**Exercise prompt:** Which lines hold the word "center"? Copy each one.

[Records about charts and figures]
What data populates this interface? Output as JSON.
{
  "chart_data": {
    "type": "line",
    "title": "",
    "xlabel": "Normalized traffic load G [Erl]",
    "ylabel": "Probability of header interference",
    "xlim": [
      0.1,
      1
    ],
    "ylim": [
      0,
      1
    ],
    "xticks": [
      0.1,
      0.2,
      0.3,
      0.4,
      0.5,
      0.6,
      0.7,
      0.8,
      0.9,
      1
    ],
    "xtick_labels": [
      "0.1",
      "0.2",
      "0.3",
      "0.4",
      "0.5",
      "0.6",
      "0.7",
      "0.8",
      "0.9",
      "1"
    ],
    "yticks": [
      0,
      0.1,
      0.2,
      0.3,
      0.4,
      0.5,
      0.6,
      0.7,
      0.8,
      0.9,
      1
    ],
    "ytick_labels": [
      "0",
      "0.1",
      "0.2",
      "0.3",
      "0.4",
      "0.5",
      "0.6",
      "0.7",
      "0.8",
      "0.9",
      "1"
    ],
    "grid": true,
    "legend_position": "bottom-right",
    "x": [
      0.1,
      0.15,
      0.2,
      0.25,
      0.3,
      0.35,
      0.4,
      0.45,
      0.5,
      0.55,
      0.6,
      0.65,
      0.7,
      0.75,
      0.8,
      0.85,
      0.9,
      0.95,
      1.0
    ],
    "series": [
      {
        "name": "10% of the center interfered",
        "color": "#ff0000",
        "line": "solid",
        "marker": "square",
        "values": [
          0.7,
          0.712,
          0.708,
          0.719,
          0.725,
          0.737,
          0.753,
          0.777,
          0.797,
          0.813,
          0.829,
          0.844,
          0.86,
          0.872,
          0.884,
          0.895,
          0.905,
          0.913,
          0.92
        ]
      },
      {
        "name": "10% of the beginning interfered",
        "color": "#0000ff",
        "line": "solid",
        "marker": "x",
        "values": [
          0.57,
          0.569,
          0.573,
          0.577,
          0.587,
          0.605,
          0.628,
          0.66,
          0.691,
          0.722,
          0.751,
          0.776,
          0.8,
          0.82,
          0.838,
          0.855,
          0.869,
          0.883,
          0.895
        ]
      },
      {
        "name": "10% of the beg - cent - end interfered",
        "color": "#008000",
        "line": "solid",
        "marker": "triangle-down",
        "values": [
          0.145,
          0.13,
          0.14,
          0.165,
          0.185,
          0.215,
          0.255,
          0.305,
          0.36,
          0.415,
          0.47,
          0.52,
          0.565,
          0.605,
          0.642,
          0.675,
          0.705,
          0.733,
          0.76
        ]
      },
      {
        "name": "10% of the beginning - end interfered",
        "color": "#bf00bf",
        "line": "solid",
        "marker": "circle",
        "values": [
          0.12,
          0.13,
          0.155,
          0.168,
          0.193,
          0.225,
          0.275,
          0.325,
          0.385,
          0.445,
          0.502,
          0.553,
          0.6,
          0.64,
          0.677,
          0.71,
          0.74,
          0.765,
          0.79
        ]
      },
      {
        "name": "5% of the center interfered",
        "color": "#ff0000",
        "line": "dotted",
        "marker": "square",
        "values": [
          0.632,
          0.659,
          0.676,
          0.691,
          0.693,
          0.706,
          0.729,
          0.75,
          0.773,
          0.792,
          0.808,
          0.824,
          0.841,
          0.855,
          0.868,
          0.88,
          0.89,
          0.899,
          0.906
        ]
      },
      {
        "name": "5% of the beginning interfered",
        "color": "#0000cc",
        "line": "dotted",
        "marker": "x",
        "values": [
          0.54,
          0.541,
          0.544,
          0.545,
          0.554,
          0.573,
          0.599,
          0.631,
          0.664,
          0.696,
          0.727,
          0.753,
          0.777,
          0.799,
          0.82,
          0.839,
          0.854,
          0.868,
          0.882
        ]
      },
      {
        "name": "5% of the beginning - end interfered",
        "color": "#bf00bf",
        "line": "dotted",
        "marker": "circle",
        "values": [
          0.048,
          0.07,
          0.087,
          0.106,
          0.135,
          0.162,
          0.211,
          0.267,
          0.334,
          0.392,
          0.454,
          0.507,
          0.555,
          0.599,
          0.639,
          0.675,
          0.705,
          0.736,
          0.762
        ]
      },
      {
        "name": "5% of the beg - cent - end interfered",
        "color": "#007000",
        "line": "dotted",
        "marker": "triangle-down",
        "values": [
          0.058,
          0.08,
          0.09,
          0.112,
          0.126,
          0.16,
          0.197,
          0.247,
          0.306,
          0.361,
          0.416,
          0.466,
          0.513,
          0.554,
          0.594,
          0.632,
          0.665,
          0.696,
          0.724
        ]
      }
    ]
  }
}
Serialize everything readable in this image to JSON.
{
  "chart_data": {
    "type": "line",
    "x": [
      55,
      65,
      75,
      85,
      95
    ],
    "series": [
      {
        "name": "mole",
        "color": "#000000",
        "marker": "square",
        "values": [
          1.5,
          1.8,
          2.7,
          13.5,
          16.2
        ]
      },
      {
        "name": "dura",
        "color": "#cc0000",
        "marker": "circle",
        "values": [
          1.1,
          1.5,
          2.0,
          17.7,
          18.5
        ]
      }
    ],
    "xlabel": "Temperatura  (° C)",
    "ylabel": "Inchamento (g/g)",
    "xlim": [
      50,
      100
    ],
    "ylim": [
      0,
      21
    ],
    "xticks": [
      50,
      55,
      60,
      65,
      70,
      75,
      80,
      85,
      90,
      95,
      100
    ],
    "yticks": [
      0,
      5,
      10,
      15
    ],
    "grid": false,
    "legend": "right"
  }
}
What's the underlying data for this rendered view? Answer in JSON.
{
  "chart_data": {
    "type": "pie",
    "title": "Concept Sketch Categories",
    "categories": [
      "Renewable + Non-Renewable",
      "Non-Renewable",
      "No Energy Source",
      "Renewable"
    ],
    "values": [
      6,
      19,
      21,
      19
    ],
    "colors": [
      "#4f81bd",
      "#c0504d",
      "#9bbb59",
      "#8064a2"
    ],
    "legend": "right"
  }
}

**Task solution:**
        "name": "10% of the center interfered",
        "name": "5% of the center interfered",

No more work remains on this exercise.